* BEGIN *

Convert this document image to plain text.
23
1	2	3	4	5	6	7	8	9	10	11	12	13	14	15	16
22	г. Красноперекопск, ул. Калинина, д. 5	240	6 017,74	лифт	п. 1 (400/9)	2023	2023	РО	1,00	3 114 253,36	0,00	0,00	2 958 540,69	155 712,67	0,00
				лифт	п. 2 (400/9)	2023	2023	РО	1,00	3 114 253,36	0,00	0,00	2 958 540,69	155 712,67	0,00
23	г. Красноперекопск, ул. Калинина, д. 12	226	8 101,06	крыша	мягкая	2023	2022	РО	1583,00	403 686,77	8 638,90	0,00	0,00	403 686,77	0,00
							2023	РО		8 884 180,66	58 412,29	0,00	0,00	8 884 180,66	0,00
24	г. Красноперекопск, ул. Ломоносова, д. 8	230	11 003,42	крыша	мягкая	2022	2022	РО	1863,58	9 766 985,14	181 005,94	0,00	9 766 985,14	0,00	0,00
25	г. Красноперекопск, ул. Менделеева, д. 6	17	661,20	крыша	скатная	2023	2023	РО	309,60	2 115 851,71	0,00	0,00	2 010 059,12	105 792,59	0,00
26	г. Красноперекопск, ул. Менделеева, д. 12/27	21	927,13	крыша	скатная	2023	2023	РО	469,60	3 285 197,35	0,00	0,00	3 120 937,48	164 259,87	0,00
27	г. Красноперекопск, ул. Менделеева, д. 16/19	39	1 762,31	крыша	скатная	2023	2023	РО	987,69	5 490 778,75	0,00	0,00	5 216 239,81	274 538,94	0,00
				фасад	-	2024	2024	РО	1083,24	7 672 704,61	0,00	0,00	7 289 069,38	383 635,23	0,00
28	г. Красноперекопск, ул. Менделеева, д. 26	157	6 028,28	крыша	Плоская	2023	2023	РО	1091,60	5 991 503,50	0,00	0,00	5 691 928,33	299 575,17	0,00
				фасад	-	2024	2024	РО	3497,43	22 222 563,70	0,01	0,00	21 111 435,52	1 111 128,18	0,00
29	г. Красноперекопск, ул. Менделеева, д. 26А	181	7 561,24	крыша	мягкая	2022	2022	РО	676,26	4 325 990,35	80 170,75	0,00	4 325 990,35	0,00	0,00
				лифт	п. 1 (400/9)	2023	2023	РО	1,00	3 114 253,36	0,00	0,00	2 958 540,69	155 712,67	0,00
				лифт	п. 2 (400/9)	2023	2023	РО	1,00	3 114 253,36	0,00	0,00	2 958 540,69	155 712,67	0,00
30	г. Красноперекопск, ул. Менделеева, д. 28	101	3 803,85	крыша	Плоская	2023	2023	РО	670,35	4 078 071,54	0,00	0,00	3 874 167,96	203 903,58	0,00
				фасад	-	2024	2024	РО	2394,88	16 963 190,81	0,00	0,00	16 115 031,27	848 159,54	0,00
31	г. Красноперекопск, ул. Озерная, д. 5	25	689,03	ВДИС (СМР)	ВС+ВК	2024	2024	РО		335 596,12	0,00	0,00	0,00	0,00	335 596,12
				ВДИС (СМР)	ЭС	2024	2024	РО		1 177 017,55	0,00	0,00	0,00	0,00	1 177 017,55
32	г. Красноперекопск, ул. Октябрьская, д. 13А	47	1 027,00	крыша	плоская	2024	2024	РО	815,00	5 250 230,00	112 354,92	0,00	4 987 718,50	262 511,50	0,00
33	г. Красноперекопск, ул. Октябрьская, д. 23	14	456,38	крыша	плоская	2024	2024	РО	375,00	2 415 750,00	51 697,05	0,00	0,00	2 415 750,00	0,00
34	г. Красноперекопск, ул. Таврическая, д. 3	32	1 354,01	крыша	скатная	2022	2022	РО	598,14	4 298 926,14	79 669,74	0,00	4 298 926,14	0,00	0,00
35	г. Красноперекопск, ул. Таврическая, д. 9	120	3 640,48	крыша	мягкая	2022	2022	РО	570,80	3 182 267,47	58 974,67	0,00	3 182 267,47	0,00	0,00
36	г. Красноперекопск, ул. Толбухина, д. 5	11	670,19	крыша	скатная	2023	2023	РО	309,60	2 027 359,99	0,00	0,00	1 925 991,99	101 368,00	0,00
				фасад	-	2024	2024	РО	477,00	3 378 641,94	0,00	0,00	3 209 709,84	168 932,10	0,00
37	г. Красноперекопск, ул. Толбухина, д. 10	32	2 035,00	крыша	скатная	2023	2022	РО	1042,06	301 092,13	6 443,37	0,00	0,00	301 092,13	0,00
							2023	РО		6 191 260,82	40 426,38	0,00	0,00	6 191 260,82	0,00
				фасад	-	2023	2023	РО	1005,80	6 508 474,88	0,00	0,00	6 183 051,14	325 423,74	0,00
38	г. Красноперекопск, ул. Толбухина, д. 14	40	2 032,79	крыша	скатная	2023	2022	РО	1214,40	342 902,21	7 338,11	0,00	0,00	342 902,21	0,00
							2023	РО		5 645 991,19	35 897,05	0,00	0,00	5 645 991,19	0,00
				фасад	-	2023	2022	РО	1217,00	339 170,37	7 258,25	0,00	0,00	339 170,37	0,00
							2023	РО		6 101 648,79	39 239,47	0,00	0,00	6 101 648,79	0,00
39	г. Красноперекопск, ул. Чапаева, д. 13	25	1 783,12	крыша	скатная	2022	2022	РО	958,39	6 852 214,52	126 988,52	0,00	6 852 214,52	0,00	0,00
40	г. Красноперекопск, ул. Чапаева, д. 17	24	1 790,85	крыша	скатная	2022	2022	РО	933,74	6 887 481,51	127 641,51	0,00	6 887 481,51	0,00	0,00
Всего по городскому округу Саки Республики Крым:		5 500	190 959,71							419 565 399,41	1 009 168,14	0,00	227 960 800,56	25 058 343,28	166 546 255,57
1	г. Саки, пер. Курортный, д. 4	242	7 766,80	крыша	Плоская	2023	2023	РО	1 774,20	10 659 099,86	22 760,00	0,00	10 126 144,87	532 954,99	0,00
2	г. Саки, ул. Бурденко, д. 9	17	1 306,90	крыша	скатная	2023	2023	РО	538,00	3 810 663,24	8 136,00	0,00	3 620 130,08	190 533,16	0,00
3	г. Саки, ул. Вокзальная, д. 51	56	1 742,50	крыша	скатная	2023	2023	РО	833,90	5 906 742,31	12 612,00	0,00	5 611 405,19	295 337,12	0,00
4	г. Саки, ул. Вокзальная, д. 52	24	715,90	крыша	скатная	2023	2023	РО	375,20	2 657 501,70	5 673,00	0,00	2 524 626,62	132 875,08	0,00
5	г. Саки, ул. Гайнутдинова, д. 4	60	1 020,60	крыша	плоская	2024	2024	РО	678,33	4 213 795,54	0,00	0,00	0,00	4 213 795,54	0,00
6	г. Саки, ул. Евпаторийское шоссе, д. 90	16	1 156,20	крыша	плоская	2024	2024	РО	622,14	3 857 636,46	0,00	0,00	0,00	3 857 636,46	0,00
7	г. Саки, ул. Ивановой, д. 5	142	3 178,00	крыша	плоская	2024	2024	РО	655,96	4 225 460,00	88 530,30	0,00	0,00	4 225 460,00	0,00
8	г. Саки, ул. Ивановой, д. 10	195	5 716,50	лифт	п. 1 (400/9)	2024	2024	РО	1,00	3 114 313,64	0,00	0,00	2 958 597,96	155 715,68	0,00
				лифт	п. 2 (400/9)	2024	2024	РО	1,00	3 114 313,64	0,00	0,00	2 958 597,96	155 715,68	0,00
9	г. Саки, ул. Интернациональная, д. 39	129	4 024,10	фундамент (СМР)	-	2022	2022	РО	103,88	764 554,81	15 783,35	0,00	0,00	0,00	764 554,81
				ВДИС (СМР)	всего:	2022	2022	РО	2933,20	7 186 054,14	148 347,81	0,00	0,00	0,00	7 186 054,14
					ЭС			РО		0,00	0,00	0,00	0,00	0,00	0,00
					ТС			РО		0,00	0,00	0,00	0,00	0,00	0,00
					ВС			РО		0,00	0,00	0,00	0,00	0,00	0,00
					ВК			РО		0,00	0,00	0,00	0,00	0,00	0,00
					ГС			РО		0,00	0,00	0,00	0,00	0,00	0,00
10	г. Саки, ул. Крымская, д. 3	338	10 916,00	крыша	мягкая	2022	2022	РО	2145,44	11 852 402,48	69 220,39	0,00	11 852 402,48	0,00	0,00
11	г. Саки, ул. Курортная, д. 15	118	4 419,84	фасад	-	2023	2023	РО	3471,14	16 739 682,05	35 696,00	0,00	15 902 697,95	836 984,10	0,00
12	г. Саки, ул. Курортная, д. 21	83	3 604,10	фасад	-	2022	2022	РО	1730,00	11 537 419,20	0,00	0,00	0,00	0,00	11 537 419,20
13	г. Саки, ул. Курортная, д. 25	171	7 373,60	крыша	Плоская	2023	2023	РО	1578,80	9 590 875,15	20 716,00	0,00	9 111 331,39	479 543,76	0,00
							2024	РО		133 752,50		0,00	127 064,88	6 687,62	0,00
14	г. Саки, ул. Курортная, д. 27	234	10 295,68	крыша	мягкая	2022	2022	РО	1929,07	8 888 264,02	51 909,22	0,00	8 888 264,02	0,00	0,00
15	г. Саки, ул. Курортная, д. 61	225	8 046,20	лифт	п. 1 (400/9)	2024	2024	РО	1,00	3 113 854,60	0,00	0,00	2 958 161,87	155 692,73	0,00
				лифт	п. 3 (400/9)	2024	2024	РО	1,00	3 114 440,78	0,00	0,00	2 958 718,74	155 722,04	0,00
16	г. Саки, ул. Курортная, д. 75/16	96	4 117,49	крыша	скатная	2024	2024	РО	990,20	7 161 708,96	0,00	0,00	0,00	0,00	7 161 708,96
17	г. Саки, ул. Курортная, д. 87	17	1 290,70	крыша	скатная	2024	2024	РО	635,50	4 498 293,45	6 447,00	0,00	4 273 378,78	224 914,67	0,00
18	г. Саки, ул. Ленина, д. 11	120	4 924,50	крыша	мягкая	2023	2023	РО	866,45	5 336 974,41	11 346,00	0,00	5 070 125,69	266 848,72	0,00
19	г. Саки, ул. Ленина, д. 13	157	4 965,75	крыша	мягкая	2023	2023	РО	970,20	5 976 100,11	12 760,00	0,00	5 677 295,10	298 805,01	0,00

* END *

### Task instructions
Read the data above. Pull out each line in which the string "Вокзальная" appears.

### Answer for the task
3	г. Саки, ул. Вокзальная, д. 51	56	1 742,50	крыша	скатная	2023	2023	РО	833,90	5 906 742,31	12 612,00	0,00	5 611 405,19	295 337,12	0,00
4	г. Саки, ул. Вокзальная, д. 52	24	715,90	крыша	скатная	2023	2023	РО	375,20	2 657 501,70	5 673,00	0,00	2 524 626,62	132 875,08	0,00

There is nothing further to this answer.